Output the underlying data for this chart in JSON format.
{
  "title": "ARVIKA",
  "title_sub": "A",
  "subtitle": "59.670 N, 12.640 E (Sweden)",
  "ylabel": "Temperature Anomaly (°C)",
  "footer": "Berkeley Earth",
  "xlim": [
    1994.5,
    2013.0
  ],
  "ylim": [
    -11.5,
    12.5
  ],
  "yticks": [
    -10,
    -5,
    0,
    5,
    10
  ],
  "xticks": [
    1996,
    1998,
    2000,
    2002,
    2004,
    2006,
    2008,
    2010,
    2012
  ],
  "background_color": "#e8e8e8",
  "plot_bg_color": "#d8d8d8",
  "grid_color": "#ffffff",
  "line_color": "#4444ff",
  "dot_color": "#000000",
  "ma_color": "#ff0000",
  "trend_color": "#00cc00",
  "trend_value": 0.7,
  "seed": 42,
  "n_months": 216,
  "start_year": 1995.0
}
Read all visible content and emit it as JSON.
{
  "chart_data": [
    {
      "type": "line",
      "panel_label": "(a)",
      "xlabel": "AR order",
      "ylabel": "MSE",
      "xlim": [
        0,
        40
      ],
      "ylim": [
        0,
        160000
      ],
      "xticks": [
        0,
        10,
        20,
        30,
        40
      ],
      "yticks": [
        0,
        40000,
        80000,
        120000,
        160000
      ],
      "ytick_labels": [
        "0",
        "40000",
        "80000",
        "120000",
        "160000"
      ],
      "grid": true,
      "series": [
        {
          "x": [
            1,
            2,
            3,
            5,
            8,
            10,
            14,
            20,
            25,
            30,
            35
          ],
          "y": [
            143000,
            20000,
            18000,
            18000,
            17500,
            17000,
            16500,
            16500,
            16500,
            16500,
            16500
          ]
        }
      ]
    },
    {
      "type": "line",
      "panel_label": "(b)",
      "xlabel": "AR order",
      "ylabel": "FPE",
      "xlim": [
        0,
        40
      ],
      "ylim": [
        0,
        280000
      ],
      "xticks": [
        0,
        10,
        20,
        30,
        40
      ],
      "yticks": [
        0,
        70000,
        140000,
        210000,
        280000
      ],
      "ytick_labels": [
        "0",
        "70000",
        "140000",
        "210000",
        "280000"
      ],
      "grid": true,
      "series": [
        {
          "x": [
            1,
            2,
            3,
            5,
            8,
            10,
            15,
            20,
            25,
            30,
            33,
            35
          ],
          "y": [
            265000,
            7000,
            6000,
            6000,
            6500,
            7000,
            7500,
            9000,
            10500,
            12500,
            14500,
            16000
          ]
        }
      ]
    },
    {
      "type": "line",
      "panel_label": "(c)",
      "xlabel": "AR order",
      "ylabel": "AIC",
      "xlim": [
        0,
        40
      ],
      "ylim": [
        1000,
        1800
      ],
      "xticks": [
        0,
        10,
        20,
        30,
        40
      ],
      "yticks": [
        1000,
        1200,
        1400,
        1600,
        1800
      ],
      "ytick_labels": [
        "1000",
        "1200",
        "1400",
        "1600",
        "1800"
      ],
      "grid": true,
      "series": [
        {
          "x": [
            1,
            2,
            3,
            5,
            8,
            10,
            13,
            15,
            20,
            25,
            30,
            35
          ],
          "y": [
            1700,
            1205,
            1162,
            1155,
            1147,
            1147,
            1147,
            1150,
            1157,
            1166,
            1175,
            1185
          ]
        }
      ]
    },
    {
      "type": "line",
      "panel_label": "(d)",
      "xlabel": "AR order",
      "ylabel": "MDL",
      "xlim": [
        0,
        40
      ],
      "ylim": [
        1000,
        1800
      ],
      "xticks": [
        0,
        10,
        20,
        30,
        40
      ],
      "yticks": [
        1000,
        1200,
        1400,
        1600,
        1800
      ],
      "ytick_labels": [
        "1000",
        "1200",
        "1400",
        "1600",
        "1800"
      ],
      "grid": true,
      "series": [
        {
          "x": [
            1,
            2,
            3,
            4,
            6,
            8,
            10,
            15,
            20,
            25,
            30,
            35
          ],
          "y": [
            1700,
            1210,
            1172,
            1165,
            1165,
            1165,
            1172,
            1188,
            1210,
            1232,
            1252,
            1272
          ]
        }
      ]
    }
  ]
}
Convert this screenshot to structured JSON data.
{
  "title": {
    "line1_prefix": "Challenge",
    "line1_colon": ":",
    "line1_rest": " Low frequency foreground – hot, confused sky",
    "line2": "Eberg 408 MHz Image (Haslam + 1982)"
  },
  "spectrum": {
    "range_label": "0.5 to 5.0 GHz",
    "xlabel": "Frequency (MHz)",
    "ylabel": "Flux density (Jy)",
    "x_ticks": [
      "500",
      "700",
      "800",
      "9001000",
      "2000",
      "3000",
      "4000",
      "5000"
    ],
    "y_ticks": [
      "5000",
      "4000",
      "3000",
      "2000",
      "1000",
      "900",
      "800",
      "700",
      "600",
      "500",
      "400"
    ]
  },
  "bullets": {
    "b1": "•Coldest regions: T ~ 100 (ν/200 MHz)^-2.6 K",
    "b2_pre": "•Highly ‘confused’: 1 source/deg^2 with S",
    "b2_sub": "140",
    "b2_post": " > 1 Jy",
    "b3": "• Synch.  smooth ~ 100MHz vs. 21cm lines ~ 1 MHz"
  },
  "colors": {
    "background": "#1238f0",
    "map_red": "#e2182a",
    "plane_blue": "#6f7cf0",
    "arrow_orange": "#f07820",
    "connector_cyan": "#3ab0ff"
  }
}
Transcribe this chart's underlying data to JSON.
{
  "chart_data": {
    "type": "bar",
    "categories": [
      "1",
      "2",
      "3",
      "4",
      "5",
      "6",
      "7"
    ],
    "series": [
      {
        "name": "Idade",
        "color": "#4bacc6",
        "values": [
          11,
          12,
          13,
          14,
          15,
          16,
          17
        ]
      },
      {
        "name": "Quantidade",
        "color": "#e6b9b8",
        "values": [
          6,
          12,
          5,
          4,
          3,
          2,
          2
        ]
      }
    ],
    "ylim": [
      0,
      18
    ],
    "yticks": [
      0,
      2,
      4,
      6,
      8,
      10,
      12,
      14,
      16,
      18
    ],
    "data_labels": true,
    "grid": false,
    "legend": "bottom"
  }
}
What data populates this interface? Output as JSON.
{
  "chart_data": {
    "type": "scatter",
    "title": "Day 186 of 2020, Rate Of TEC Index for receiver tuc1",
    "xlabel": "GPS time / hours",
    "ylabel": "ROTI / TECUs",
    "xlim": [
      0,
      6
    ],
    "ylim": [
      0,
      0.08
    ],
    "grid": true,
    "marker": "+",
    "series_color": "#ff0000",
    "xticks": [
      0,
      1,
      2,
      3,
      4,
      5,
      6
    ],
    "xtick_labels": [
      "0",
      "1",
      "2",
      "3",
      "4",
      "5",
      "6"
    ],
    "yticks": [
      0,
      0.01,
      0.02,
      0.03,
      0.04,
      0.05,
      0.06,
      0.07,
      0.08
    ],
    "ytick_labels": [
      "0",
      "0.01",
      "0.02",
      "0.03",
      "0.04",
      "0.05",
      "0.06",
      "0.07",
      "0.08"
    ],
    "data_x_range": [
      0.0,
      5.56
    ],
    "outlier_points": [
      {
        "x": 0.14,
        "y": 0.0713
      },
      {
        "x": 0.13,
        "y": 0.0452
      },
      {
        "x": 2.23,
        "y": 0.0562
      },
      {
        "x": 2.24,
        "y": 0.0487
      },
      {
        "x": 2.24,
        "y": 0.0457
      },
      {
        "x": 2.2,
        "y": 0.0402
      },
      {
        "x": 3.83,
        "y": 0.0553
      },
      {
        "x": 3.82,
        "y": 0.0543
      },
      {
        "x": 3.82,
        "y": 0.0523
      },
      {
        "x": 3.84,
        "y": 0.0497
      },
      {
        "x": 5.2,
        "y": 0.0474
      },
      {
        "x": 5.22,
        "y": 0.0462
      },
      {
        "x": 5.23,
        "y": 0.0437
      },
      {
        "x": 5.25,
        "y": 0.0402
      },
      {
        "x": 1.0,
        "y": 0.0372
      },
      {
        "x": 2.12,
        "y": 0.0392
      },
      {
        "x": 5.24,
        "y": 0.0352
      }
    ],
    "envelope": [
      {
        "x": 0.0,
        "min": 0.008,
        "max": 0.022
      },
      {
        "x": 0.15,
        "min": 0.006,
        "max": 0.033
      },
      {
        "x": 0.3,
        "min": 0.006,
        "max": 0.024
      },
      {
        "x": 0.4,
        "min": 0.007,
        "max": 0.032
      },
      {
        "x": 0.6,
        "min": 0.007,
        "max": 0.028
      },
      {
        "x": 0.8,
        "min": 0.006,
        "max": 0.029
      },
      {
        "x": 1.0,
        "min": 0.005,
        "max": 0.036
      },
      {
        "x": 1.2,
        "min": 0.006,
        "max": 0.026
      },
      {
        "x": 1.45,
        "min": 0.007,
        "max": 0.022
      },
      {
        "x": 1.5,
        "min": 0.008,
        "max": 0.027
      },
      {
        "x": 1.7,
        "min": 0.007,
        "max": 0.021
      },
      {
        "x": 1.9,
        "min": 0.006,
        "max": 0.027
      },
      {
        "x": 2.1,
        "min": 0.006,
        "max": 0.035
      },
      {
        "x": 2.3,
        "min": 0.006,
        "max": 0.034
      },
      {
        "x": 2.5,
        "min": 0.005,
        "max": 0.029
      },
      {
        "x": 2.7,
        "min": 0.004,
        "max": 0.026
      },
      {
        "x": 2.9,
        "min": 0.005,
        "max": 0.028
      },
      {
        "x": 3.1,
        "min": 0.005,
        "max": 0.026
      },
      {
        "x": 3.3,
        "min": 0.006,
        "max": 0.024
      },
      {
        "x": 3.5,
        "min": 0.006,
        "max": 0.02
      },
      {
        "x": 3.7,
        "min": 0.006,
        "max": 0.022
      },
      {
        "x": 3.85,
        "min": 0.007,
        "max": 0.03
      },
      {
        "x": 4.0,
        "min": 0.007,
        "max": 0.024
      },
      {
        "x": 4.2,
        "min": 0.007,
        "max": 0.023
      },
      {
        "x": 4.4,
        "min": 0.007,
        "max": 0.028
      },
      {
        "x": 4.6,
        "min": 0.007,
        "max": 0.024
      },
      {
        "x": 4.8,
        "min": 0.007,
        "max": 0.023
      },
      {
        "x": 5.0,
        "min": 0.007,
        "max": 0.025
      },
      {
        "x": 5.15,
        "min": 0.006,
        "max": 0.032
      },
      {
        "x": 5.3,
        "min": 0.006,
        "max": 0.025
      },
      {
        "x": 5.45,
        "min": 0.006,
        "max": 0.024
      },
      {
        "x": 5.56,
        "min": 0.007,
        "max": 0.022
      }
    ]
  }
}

**Exercise**. Go through the preceding material and copy each line that has the word "Output".

**Written solution**.
Output the underlying data for this chart in JSON format.
What data populates this interface? Output as JSON.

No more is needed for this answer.